> **REQUIRED WORK**
Which lines below hold the word "功能词汇"? Report each one.

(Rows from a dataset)
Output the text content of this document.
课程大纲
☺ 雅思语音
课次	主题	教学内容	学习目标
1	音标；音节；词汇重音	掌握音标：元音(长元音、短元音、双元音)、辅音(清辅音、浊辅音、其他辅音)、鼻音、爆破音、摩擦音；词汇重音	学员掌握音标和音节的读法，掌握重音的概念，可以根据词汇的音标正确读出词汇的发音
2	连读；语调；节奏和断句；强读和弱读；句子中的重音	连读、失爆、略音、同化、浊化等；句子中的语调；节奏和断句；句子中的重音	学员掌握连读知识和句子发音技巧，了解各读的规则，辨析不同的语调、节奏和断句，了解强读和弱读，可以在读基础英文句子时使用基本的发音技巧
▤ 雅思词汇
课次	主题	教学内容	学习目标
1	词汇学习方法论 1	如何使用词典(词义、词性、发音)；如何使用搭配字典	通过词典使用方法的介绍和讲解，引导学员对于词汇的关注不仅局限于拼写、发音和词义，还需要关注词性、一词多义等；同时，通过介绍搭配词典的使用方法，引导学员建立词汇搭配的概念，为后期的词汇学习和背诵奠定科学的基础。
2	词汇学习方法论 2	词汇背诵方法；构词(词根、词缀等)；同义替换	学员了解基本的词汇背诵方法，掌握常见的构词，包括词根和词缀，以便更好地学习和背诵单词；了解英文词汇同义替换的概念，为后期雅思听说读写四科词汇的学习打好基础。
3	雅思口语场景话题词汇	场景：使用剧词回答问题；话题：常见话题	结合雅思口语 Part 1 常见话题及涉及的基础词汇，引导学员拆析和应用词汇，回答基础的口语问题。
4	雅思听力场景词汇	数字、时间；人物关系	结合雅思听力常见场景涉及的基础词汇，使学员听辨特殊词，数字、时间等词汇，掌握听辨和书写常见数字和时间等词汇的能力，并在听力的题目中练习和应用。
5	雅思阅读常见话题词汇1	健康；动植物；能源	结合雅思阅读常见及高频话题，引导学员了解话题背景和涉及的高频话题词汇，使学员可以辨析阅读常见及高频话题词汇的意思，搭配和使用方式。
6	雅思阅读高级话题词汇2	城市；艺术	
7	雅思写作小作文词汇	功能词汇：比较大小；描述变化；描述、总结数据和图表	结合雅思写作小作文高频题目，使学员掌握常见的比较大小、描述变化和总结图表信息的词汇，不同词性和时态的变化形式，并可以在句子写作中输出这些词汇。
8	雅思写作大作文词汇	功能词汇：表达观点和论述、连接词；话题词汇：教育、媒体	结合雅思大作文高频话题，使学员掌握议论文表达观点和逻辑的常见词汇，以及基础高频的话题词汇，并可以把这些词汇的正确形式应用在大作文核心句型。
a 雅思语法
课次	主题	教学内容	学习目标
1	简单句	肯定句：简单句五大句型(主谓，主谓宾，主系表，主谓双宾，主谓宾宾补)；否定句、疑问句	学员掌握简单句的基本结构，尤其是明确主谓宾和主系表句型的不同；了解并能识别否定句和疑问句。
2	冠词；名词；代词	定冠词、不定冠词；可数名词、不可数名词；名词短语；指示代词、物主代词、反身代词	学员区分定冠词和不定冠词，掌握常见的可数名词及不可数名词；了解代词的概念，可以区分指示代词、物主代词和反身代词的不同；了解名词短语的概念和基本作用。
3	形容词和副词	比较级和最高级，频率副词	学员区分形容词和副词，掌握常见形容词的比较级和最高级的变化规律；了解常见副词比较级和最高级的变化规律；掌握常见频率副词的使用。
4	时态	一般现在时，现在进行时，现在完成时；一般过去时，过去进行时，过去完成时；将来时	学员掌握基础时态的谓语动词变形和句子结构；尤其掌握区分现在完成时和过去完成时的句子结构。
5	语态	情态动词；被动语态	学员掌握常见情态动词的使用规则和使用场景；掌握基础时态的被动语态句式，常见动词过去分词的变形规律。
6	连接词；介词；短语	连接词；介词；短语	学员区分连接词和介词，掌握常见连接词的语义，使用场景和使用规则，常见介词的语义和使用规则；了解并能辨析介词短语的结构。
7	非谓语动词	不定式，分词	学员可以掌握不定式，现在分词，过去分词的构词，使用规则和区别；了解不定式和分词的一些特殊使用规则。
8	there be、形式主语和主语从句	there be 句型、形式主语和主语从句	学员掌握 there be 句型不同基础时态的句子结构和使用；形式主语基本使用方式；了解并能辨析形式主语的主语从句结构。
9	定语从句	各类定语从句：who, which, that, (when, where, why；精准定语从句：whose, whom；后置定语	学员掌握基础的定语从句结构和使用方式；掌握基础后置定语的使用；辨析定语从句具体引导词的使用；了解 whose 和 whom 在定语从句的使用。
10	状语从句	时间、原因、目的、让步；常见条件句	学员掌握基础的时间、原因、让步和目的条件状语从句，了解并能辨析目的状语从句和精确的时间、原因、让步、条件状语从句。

> **OUTPUT FOR THIS EXERCISE**
7	雅思写作小作文词汇	功能词汇：比较大小；描述变化；描述、总结数据和图表	结合雅思写作小作文高频题目，使学员掌握常见的比较大小、描述变化和总结图表信息的词汇，不同词性和时态的变化形式，并可以在句子写作中输出这些词汇。
8	雅思写作大作文词汇	功能词汇：表达观点和论述、连接词；话题词汇：教育、媒体	结合雅思大作文高频话题，使学员掌握议论文表达观点和逻辑的常见词汇，以及基础高频的话题词汇，并可以把这些词汇的正确形式应用在大作文核心句型。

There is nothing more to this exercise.